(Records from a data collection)

□ □ □ □

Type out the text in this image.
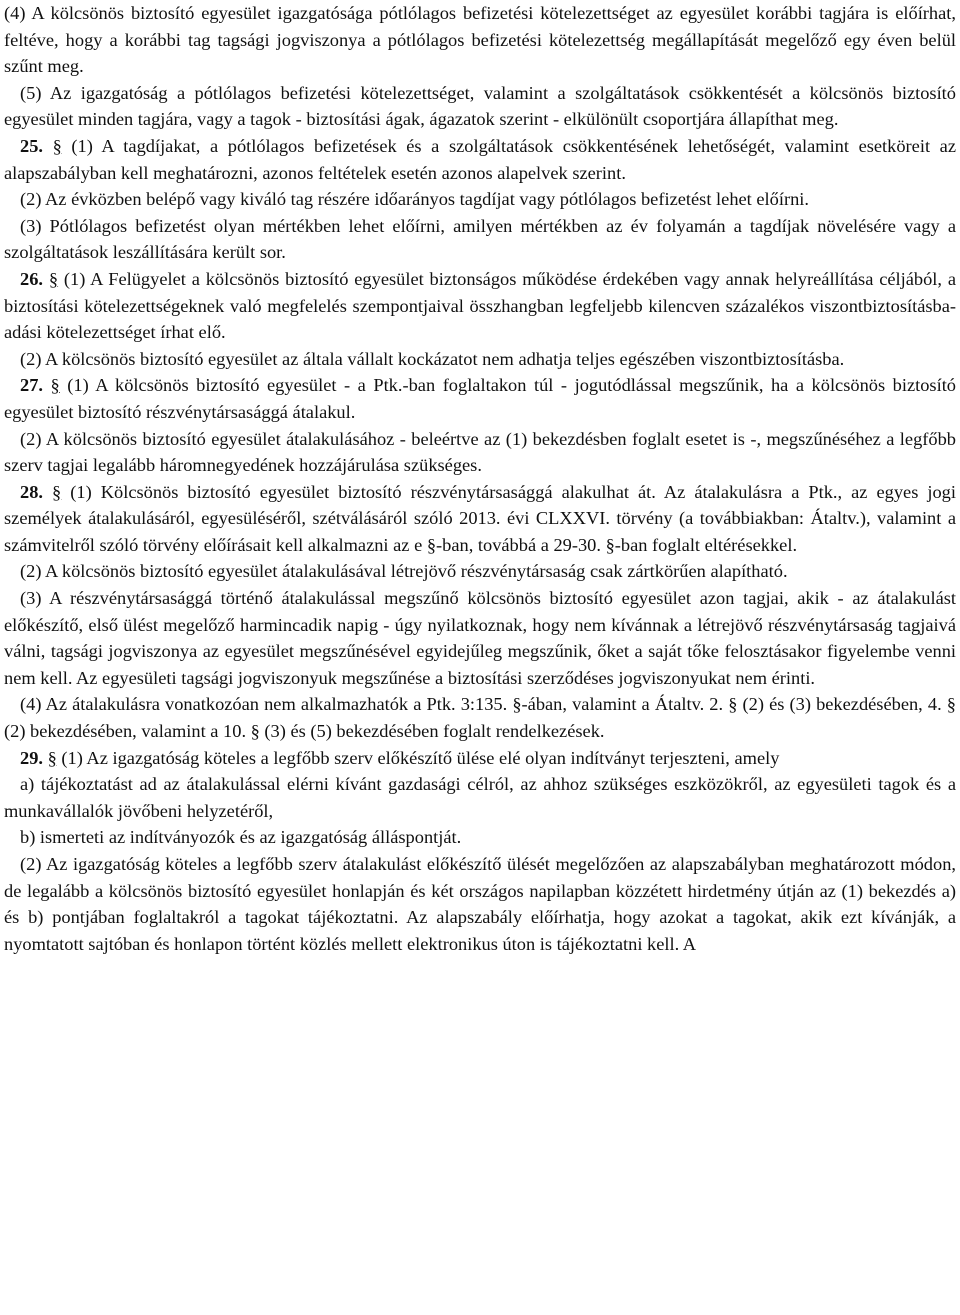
(4) A kölcsönös biztosító egyesület igazgatósága pótlólagos befizetési kötelezettséget az egyesület korábbi tagjára is előírhat, feltéve, hogy a korábbi tag tagsági jogviszonya a pótlólagos befizetési kötelezettség megállapítását megelőző egy éven belül szűnt meg.

(5) Az igazgatóság a pótlólagos befizetési kötelezettséget, valamint a szolgáltatások csökkentését a kölcsönös biztosító egyesület minden tagjára, vagy a tagok - biztosítási ágak, ágazatok szerint - elkülönült csoportjára állapíthat meg.

25. § (1) A tagdíjakat, a pótlólagos befizetések és a szolgáltatások csökkentésének lehetőségét, valamint esetköreit az alapszabályban kell meghatározni, azonos feltételek esetén azonos alapelvek szerint.

(2) Az évközben belépő vagy kiváló tag részére időarányos tagdíjat vagy pótlólagos befizetést lehet előírni.

(3) Pótlólagos befizetést olyan mértékben lehet előírni, amilyen mértékben az év folyamán a tagdíjak növelésére vagy a szolgáltatások leszállítására került sor.

26. § (1) A Felügyelet a kölcsönös biztosító egyesület biztonságos működése érdekében vagy annak helyreállítása céljából, a biztosítási kötelezettségeknek való megfelelés szempontjaival összhangban legfeljebb kilencven százalékos viszontbiztosításba-adási kötelezettséget írhat elő.

(2) A kölcsönös biztosító egyesület az általa vállalt kockázatot nem adhatja teljes egészében viszontbiztosításba.

27. § (1) A kölcsönös biztosító egyesület - a Ptk.-ban foglaltakon túl - jogutódlással megszűnik, ha a kölcsönös biztosító egyesület biztosító részvénytársasággá átalakul.

(2) A kölcsönös biztosító egyesület átalakulásához - beleértve az (1) bekezdésben foglalt esetet is -, megszűnéséhez a legfőbb szerv tagjai legalább háromnegyedének hozzájárulása szükséges.

28. § (1) Kölcsönös biztosító egyesület biztosító részvénytársasággá alakulhat át. Az átalakulásra a Ptk., az egyes jogi személyek átalakulásáról, egyesüléséről, szétválásáról szóló 2013. évi CLXXVI. törvény (a továbbiakban: Átaltv.), valamint a számvitelről szóló törvény előírásait kell alkalmazni az e §-ban, továbbá a 29-30. §-ban foglalt eltérésekkel.

(2) A kölcsönös biztosító egyesület átalakulásával létrejövő részvénytársaság csak zártkörűen alapítható.

(3) A részvénytársasággá történő átalakulással megszűnő kölcsönös biztosító egyesület azon tagjai, akik - az átalakulást előkészítő, első ülést megelőző harmincadik napig - úgy nyilatkoznak, hogy nem kívánnak a létrejövő részvénytársaság tagjaivá válni, tagsági jogviszonya az egyesület megszűnésével egyidejűleg megszűnik, őket a saját tőke felosztásakor figyelembe venni nem kell. Az egyesületi tagsági jogviszonyuk megszűnése a biztosítási szerződéses jogviszonyukat nem érinti.

(4) Az átalakulásra vonatkozóan nem alkalmazhatók a Ptk. 3:135. §-ában, valamint a Átaltv. 2. § (2) és (3) bekezdésében, 4. § (2) bekezdésében, valamint a 10. § (3) és (5) bekezdésében foglalt rendelkezések.

29. § (1) Az igazgatóság köteles a legfőbb szerv előkészítő ülése elé olyan indítványt terjeszteni, amely

a) tájékoztatást ad az átalakulással elérni kívánt gazdasági célról, az ahhoz szükséges eszközökről, az egyesületi tagok és a munkavállalók jövőbeni helyzetéről,

b) ismerteti az indítványozók és az igazgatóság álláspontját.

(2) Az igazgatóság köteles a legfőbb szerv átalakulást előkészítő ülését megelőzően az alapszabályban meghatározott módon, de legalább a kölcsönös biztosító egyesület honlapján és két országos napilapban közzétett hirdetmény útján az (1) bekezdés a) és b) pontjában foglaltakról a tagokat tájékoztatni. Az alapszabály előírhatja, hogy azokat a tagokat, akik ezt kívánják, a nyomtatott sajtóban és honlapon történt közlés mellett elektronikus úton is tájékoztatni kell. A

□ □ □ □

* [PROBLEM] Search the data for "szerv". Copy every matching line.

* [EXERCISE RESULT]
(2) A kölcsönös biztosító egyesület átalakulásához - beleértve az (1) bekezdésben foglalt esetet is -, megszűnéséhez a legfőbb szerv tagjai legalább háromnegyedének hozzájárulása szükséges.
29. § (1) Az igazgatóság köteles a legfőbb szerv előkészítő ülése elé olyan indítványt terjeszteni, amely
(2) Az igazgatóság köteles a legfőbb szerv átalakulást előkészítő ülését megelőzően az alapszabályban meghatározott módon, de legalább a kölcsönös biztosító egyesület honlapján és két országos napilapban közzétett hirdetmény útján az (1) bekezdés a) és b) pontjában foglaltakról a tagokat tájékoztatni. Az alapszabály előírhatja, hogy azokat a tagokat, akik ezt kívánják, a nyomtatott sajtóban és honlapon történt közlés mellett elektronikus úton is tájékoztatni kell. A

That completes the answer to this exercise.